What you have to do
Without skipping anything, write out each record below exactly.

Rows from a figure dataset
/---

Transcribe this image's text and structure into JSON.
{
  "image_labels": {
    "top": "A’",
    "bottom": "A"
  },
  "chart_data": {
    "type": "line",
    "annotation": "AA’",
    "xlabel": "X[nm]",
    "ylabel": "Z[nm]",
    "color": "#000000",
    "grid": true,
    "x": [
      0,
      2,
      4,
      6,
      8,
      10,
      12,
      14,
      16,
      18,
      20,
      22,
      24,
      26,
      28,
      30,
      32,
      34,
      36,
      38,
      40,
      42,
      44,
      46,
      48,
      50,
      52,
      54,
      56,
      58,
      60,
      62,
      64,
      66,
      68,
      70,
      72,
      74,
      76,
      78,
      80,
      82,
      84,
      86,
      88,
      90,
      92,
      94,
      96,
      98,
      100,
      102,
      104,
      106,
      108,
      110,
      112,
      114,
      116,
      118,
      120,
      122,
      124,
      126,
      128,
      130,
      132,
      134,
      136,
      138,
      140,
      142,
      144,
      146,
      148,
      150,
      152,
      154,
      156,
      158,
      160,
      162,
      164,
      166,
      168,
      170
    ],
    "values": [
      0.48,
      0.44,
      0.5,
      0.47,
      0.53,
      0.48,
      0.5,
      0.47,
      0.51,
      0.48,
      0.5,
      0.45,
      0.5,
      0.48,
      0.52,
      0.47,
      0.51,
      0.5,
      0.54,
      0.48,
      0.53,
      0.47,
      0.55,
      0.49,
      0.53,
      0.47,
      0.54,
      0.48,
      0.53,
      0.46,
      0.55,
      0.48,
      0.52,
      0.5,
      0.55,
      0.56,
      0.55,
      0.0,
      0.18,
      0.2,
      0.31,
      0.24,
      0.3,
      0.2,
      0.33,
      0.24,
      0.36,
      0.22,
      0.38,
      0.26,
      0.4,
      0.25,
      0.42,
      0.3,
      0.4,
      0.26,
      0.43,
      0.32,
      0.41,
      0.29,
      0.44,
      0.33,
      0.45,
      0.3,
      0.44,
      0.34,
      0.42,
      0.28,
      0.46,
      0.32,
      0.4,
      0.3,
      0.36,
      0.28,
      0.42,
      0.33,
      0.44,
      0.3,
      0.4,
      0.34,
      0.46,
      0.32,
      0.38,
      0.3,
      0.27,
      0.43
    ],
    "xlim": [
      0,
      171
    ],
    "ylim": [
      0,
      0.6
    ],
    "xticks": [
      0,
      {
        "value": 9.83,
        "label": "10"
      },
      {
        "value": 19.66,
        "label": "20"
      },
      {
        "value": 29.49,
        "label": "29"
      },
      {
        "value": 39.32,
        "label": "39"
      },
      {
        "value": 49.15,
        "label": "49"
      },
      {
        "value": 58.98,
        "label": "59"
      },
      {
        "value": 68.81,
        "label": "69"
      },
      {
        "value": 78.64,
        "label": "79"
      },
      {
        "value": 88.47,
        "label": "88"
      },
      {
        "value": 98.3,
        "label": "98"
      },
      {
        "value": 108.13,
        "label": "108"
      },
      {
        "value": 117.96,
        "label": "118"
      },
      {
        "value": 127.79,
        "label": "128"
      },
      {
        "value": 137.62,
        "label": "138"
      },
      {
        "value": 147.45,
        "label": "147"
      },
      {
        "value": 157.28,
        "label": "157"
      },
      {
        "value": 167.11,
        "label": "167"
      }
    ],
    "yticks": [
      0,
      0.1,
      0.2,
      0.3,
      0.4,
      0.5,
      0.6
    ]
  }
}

\---

Full solution
Transcribe this image's text and structure into JSON.
{
  "image_labels": {
    "top": "A’",
    "bottom": "A"
  },
  "chart_data": {
    "type": "line",
    "annotation": "AA’",
    "xlabel": "X[nm]",
    "ylabel": "Z[nm]",
    "color": "#000000",
    "grid": true,
    "x": [
      0,
      2,
      4,
      6,
      8,
      10,
      12,
      14,
      16,
      18,
      20,
      22,
      24,
      26,
      28,
      30,
      32,
      34,
      36,
      38,
      40,
      42,
      44,
      46,
      48,
      50,
      52,
      54,
      56,
      58,
      60,
      62,
      64,
      66,
      68,
      70,
      72,
      74,
      76,
      78,
      80,
      82,
      84,
      86,
      88,
      90,
      92,
      94,
      96,
      98,
      100,
      102,
      104,
      106,
      108,
      110,
      112,
      114,
      116,
      118,
      120,
      122,
      124,
      126,
      128,
      130,
      132,
      134,
      136,
      138,
      140,
      142,
      144,
      146,
      148,
      150,
      152,
      154,
      156,
      158,
      160,
      162,
      164,
      166,
      168,
      170
    ],
    "values": [
      0.48,
      0.44,
      0.5,
      0.47,
      0.53,
      0.48,
      0.5,
      0.47,
      0.51,
      0.48,
      0.5,
      0.45,
      0.5,
      0.48,
      0.52,
      0.47,
      0.51,
      0.5,
      0.54,
      0.48,
      0.53,
      0.47,
      0.55,
      0.49,
      0.53,
      0.47,
      0.54,
      0.48,
      0.53,
      0.46,
      0.55,
      0.48,
      0.52,
      0.5,
      0.55,
      0.56,
      0.55,
      0.0,
      0.18,
      0.2,
      0.31,
      0.24,
      0.3,
      0.2,
      0.33,
      0.24,
      0.36,
      0.22,
      0.38,
      0.26,
      0.4,
      0.25,
      0.42,
      0.3,
      0.4,
      0.26,
      0.43,
      0.32,
      0.41,
      0.29,
      0.44,
      0.33,
      0.45,
      0.3,
      0.44,
      0.34,
      0.42,
      0.28,
      0.46,
      0.32,
      0.4,
      0.3,
      0.36,
      0.28,
      0.42,
      0.33,
      0.44,
      0.3,
      0.4,
      0.34,
      0.46,
      0.32,
      0.38,
      0.3,
      0.27,
      0.43
    ],
    "xlim": [
      0,
      171
    ],
    "ylim": [
      0,
      0.6
    ],
    "xticks": [
      0,
      {
        "value": 9.83,
        "label": "10"
      },
      {
        "value": 19.66,
        "label": "20"
      },
      {
        "value": 29.49,
        "label": "29"
      },
      {
        "value": 39.32,
        "label": "39"
      },
      {
        "value": 49.15,
        "label": "49"
      },
      {
        "value": 58.98,
        "label": "59"
      },
      {
        "value": 68.81,
        "label": "69"
      },
      {
        "value": 78.64,
        "label": "79"
      },
      {
        "value": 88.47,
        "label": "88"
      },
      {
        "value": 98.3,
        "label": "98"
      },
      {
        "value": 108.13,
        "label": "108"
      },
      {
        "value": 117.96,
        "label": "118"
      },
      {
        "value": 127.79,
        "label": "128"
      },
      {
        "value": 137.62,
        "label": "138"
      },
      {
        "value": 147.45,
        "label": "147"
      },
      {
        "value": 157.28,
        "label": "157"
      },
      {
        "value": 167.11,
        "label": "167"
      }
    ],
    "yticks": [
      0,
      0.1,
      0.2,
      0.3,
      0.4,
      0.5,
      0.6
    ]
  }
}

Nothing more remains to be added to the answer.